What the task requires -> Pick out and copy every line below that has the word "кишки".

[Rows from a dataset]
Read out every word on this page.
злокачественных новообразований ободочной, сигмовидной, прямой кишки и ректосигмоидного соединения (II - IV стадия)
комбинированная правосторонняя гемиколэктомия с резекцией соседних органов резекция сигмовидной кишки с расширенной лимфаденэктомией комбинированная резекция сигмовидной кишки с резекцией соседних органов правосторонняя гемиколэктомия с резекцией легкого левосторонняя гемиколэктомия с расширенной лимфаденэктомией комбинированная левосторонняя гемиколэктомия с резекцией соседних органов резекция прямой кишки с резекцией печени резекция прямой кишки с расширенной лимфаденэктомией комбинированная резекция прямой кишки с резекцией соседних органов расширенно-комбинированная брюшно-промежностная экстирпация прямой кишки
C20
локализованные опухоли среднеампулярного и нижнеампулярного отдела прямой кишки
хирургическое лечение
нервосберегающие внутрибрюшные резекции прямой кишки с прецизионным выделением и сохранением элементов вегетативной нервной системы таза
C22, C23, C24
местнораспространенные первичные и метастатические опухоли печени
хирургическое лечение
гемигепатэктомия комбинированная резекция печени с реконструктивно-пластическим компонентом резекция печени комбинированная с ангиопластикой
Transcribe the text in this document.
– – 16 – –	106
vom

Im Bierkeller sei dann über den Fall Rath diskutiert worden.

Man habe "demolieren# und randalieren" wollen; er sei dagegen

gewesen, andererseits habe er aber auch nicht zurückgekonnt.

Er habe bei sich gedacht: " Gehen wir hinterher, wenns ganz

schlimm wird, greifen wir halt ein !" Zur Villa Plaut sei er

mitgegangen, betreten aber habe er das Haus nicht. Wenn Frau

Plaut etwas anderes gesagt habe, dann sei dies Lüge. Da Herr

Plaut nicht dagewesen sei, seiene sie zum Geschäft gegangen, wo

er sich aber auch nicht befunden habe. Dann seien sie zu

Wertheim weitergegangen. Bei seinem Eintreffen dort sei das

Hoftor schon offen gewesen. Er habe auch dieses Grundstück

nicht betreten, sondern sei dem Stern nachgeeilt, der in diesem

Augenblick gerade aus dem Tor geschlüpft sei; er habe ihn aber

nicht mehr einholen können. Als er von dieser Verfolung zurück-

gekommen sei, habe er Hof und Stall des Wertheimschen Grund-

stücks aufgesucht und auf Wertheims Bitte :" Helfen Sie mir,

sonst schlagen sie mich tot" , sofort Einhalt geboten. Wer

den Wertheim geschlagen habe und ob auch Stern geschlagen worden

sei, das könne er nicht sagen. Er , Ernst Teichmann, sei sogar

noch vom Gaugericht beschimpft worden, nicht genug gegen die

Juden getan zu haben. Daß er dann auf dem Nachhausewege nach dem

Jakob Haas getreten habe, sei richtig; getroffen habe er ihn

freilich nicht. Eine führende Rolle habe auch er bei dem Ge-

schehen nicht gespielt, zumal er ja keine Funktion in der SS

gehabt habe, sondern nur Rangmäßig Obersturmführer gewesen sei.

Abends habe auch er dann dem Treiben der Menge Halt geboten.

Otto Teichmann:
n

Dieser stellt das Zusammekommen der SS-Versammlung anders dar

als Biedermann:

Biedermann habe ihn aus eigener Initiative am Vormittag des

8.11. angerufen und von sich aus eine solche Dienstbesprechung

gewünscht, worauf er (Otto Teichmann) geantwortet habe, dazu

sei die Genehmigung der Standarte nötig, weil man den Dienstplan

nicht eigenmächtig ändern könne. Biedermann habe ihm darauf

Written answer ->
злокачественных новообразований ободочной, сигмовидной, прямой кишки и ректосигмоидного соединения (II - IV стадия)
комбинированная правосторонняя гемиколэктомия с резекцией соседних органов резекция сигмовидной кишки с расширенной лимфаденэктомией комбинированная резекция сигмовидной кишки с резекцией соседних органов правосторонняя гемиколэктомия с резекцией легкого левосторонняя гемиколэктомия с расширенной лимфаденэктомией комбинированная левосторонняя гемиколэктомия с резекцией соседних органов резекция прямой кишки с резекцией печени резекция прямой кишки с расширенной лимфаденэктомией комбинированная резекция прямой кишки с резекцией соседних органов расширенно-комбинированная брюшно-промежностная экстирпация прямой кишки
локализованные опухоли среднеампулярного и нижнеампулярного отдела прямой кишки
нервосберегающие внутрибрюшные резекции прямой кишки с прецизионным выделением и сохранением элементов вегетативной нервной системы таза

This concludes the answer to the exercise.